● **Goal**: Count how many lines below include the string "bonds", and give that number without anything else.

__________

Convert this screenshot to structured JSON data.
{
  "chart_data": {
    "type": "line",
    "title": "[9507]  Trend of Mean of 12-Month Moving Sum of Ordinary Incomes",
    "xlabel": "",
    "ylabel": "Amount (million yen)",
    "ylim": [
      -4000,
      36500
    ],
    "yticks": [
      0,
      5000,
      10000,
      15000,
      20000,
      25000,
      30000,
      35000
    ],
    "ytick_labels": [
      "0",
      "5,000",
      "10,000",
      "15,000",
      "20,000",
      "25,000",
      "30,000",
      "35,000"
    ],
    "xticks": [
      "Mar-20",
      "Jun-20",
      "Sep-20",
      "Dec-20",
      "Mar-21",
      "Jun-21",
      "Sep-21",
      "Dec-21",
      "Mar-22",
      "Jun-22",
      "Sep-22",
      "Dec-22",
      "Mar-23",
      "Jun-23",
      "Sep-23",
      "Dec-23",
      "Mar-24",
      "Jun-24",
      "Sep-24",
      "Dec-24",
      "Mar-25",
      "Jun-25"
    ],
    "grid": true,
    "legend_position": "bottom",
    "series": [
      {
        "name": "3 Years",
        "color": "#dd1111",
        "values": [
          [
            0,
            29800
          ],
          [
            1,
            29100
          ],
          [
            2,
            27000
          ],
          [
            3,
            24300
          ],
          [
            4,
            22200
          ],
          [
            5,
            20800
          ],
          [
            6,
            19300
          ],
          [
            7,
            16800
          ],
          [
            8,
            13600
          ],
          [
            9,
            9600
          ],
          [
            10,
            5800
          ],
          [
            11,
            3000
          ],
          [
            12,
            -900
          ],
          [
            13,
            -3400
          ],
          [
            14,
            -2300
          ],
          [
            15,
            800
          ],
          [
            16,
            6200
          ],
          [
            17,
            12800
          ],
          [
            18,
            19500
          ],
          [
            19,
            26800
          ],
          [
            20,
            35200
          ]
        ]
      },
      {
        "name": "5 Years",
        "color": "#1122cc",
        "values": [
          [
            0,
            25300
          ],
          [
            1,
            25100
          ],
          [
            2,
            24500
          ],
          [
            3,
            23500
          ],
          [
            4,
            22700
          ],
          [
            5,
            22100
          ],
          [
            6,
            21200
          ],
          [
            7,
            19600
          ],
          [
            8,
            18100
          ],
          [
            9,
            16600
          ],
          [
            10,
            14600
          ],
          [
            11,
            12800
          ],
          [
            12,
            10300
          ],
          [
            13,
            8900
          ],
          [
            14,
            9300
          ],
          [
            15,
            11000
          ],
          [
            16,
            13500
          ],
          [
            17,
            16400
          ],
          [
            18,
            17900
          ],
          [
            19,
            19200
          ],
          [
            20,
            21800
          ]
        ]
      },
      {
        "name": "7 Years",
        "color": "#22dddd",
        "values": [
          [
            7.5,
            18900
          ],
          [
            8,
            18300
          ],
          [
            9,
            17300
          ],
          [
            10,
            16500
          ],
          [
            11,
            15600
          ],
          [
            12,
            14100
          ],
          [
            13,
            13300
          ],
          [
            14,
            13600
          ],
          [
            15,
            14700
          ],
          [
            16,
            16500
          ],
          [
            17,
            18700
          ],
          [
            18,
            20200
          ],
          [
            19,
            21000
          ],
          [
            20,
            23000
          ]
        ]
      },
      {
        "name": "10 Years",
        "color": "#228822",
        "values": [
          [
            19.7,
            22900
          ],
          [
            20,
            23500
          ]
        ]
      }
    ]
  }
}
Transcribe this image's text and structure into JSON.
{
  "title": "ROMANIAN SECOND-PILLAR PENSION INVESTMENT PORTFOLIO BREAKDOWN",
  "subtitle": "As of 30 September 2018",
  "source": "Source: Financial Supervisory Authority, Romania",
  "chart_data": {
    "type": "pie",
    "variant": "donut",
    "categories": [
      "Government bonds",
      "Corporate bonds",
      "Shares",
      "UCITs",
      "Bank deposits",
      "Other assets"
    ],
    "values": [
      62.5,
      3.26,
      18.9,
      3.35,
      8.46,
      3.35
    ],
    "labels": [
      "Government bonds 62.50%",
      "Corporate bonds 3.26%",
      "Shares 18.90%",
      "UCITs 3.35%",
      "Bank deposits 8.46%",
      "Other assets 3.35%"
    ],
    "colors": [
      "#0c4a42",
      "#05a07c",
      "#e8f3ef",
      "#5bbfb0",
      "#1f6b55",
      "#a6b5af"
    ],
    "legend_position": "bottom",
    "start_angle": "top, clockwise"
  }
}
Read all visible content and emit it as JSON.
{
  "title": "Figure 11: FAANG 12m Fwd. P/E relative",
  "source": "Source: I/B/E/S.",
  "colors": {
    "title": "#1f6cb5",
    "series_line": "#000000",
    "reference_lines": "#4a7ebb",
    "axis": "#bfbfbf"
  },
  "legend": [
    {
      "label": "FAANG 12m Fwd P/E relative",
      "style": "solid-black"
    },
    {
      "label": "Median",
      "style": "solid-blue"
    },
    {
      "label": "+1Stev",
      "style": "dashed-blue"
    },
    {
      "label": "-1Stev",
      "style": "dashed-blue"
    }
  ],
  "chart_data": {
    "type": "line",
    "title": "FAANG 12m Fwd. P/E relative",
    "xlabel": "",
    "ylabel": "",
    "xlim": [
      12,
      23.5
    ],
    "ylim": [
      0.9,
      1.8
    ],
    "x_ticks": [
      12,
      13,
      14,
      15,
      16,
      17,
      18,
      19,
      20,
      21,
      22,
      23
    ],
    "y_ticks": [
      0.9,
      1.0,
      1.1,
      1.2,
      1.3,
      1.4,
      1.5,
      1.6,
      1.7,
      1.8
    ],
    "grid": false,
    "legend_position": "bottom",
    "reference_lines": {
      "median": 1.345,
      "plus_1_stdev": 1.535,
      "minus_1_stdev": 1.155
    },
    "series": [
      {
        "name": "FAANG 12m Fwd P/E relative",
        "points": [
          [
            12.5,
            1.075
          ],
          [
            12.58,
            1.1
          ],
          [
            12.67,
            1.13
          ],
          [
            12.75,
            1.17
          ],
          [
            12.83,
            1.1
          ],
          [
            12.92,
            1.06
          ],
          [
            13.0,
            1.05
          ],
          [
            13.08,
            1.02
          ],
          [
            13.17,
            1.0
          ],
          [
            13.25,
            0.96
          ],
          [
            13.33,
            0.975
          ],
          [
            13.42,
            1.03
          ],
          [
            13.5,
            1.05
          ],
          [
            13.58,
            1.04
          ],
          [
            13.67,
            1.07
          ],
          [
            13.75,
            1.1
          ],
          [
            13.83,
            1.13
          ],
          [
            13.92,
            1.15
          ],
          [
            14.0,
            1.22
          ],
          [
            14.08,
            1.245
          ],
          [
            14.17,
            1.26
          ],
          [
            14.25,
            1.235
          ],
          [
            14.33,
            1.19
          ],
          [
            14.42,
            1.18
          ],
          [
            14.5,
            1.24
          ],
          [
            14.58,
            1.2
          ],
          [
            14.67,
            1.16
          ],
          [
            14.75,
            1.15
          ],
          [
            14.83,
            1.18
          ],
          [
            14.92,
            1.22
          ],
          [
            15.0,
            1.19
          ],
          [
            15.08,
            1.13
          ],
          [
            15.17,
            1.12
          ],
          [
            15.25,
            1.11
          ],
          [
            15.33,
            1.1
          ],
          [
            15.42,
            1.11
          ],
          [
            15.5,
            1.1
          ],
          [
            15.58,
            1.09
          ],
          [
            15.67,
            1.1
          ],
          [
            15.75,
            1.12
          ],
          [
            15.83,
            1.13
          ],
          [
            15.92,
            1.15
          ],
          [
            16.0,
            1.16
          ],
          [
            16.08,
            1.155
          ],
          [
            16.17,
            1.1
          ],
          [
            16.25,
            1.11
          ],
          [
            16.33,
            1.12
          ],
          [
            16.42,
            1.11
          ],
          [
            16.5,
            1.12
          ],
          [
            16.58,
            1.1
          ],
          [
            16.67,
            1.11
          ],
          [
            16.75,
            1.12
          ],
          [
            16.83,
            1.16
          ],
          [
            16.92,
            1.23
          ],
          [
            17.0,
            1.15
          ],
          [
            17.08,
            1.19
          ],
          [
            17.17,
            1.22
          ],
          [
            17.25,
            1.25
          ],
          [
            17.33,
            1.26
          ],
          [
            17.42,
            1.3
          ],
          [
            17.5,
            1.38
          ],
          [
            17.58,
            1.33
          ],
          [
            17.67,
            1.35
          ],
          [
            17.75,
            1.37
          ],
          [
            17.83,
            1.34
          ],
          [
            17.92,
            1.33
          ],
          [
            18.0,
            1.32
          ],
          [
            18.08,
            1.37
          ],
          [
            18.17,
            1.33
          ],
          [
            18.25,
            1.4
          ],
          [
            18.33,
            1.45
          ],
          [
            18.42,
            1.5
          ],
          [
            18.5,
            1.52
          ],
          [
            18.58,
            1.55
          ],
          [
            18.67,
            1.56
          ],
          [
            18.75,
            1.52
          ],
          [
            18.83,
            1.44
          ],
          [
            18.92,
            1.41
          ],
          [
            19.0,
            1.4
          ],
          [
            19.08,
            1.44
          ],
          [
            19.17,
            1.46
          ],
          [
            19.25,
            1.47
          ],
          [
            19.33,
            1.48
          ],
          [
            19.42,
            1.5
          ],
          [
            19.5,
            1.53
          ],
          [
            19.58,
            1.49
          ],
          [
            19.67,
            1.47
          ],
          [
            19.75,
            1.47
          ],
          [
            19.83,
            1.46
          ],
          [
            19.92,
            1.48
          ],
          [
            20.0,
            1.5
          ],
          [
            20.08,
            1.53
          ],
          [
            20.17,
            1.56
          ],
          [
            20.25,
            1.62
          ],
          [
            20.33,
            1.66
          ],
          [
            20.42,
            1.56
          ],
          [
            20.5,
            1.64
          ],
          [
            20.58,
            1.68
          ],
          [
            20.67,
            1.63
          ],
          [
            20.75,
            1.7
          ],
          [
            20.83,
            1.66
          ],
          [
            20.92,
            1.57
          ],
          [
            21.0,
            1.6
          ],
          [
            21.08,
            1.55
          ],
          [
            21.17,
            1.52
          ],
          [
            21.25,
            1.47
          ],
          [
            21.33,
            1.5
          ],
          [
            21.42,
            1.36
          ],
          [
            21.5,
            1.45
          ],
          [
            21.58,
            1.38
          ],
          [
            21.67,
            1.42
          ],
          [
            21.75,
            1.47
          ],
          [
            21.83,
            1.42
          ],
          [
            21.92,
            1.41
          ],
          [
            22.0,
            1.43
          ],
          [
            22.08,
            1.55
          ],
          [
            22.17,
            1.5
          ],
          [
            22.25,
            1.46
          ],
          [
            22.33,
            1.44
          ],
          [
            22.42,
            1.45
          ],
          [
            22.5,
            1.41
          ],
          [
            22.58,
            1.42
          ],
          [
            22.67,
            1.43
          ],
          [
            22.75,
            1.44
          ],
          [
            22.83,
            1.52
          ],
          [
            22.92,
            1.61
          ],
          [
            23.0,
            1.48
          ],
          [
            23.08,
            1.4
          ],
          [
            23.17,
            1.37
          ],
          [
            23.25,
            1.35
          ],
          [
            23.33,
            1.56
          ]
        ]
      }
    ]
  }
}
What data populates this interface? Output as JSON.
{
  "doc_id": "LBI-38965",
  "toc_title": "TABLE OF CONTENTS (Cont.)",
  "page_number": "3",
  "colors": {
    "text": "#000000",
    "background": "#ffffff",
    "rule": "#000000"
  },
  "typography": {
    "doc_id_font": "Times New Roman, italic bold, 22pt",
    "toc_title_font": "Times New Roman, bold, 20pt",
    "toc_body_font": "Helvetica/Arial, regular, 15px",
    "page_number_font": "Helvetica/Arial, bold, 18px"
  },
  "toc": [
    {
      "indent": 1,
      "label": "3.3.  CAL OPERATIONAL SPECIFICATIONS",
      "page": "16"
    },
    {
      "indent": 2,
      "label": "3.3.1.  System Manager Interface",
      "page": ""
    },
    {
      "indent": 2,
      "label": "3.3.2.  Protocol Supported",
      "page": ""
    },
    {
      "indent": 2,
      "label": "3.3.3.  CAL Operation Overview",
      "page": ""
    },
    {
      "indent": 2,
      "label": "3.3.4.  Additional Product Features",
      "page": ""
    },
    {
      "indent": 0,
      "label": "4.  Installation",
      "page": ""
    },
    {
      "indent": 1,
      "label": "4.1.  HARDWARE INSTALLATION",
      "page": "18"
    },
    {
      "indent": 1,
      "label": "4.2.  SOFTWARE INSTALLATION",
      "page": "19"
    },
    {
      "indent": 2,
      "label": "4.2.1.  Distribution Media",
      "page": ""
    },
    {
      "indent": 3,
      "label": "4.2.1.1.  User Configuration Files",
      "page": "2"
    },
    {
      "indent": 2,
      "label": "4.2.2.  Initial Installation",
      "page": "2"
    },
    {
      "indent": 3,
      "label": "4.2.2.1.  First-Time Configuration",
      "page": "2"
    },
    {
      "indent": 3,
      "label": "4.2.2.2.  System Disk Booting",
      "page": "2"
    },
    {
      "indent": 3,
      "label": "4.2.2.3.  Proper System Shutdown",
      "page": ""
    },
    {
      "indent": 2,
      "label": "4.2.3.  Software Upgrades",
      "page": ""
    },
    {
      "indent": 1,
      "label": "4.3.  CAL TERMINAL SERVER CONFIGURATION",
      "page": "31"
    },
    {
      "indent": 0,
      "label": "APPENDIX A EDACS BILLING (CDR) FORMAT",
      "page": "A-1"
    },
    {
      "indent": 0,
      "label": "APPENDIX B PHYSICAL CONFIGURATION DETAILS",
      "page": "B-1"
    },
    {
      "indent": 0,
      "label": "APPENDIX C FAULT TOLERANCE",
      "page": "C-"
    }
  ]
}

__________

● **Task output**: 4